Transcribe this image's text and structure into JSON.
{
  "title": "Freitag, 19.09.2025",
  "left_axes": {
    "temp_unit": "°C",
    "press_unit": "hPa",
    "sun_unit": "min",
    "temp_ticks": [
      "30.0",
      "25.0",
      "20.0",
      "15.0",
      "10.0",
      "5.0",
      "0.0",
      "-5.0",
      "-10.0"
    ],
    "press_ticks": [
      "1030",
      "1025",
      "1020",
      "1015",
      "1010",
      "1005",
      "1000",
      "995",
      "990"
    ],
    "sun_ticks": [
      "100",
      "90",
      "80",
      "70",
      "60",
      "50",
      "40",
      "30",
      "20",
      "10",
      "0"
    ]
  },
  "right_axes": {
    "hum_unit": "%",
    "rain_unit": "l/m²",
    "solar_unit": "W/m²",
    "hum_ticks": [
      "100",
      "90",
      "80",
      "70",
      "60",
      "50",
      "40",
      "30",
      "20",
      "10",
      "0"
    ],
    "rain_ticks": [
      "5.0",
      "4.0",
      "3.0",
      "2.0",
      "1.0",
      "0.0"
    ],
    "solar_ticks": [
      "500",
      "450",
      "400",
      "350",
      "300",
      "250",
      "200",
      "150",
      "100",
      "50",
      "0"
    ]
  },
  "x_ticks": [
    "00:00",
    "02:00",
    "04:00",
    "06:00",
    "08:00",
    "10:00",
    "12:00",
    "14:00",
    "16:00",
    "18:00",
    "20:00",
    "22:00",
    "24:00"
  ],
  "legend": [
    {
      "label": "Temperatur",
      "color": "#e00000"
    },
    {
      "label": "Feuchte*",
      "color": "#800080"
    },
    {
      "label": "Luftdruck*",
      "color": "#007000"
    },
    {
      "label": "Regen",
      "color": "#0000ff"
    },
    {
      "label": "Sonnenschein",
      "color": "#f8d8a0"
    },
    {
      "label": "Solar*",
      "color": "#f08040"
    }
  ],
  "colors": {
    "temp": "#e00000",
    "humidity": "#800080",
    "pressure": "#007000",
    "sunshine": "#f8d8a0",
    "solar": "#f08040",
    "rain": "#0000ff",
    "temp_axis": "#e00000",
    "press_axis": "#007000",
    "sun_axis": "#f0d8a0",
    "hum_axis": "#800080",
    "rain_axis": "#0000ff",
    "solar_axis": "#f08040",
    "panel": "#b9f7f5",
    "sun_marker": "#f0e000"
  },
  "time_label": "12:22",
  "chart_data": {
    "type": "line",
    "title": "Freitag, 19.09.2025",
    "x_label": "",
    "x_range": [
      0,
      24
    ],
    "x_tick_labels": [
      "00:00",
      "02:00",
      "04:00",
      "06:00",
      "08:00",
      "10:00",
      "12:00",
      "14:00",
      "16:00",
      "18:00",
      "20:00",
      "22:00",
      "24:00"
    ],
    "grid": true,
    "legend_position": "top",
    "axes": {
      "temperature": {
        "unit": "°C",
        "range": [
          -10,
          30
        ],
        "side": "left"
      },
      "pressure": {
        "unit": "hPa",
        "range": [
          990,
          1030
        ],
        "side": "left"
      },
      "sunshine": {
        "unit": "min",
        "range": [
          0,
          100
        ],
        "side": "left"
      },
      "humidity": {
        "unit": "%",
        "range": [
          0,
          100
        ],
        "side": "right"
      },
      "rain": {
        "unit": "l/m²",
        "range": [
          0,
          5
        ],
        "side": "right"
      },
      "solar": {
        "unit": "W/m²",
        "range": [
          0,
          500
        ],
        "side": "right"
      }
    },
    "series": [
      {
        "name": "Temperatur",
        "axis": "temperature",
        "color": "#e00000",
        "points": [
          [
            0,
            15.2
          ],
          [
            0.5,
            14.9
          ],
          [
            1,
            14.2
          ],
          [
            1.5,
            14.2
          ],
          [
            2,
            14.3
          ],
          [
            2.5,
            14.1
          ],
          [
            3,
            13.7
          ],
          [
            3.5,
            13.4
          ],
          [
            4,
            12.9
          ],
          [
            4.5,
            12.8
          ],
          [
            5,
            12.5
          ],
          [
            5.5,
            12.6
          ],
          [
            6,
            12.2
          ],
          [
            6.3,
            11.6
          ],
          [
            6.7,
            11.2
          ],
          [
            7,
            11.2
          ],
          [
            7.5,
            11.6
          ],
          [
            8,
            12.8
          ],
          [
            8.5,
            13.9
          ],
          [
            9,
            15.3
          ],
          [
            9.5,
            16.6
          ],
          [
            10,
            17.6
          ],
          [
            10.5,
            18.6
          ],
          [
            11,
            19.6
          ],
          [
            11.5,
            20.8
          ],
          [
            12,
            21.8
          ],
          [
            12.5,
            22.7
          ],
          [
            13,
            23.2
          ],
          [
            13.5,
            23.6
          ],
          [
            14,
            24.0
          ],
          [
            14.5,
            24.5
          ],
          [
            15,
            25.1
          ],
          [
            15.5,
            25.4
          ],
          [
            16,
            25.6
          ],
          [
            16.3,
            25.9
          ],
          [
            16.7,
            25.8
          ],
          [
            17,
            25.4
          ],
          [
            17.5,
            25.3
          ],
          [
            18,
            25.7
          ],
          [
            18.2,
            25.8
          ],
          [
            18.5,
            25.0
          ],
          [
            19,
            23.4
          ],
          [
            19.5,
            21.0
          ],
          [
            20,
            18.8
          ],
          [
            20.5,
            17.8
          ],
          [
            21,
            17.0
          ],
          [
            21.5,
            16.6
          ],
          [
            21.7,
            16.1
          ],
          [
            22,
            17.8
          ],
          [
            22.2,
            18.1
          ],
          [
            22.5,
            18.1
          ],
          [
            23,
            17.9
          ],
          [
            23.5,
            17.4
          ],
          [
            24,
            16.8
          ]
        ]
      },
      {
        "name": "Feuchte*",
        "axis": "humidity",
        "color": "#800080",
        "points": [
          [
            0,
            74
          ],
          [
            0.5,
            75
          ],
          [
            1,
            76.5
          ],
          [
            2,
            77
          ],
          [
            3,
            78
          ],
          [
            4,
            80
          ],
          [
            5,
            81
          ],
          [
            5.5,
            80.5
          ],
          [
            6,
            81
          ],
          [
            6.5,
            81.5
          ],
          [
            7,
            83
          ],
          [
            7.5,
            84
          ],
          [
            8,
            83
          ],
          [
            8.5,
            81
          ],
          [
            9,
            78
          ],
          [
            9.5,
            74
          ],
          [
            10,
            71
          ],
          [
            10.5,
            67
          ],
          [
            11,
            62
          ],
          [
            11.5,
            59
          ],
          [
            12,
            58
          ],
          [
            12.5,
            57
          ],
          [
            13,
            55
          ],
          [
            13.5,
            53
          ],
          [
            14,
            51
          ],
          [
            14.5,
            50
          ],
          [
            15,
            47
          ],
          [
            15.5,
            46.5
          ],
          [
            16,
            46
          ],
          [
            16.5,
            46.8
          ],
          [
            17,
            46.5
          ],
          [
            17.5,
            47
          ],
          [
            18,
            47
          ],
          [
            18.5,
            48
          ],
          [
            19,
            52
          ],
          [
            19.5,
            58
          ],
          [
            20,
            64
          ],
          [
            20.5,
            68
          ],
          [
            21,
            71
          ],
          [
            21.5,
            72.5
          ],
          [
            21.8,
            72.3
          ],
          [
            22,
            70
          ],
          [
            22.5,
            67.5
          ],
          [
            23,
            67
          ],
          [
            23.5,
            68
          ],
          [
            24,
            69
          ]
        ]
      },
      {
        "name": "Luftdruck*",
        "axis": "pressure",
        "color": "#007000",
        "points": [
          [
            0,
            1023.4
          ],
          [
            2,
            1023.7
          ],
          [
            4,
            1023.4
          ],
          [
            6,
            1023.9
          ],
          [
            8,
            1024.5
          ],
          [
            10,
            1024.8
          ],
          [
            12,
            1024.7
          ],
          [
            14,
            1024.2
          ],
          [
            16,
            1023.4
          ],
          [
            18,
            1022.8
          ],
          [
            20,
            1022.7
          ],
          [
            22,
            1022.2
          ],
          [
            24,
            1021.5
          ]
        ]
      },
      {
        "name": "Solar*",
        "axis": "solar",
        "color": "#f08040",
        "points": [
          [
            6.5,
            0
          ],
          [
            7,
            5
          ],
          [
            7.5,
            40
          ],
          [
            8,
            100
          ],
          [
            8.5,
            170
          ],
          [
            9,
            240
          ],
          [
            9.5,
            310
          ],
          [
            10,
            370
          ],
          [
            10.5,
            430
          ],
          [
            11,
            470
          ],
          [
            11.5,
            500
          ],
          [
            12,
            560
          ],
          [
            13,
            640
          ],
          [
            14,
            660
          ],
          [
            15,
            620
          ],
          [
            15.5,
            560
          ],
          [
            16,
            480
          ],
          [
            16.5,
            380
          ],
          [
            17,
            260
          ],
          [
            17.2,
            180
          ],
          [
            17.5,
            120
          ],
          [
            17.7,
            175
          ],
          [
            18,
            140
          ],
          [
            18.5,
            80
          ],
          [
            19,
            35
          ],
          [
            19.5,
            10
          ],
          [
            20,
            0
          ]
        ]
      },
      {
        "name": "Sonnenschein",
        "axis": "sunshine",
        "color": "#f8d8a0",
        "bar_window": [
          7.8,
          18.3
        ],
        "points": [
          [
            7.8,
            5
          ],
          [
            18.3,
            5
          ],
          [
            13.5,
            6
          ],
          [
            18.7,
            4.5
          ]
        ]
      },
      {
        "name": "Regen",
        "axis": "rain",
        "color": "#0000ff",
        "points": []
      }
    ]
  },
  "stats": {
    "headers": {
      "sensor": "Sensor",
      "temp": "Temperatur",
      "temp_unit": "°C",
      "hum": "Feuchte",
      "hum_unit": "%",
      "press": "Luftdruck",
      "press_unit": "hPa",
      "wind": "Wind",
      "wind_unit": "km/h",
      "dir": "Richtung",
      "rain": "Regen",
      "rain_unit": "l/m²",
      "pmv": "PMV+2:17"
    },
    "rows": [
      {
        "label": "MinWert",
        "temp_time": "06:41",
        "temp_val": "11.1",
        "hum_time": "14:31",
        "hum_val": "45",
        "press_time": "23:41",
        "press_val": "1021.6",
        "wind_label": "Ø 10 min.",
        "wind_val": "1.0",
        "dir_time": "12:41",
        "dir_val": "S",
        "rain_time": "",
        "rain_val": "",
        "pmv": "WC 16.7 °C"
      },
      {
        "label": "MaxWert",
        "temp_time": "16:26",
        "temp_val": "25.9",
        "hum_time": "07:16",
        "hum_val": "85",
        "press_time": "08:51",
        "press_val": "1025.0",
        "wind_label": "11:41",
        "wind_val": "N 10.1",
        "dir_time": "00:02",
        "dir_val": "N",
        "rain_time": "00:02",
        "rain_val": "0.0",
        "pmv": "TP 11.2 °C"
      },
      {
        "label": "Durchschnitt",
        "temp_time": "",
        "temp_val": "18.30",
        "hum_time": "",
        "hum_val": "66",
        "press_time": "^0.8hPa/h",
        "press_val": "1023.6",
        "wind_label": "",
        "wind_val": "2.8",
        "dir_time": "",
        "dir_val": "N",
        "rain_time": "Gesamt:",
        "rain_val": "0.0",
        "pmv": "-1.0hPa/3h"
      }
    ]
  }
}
--- --- ---
## [Stated problem]
Pick out the lines containing the string "pressure" and show them.

## [Solved problem]
    "pressure": "#007000",
      "pressure": {
        "axis": "pressure",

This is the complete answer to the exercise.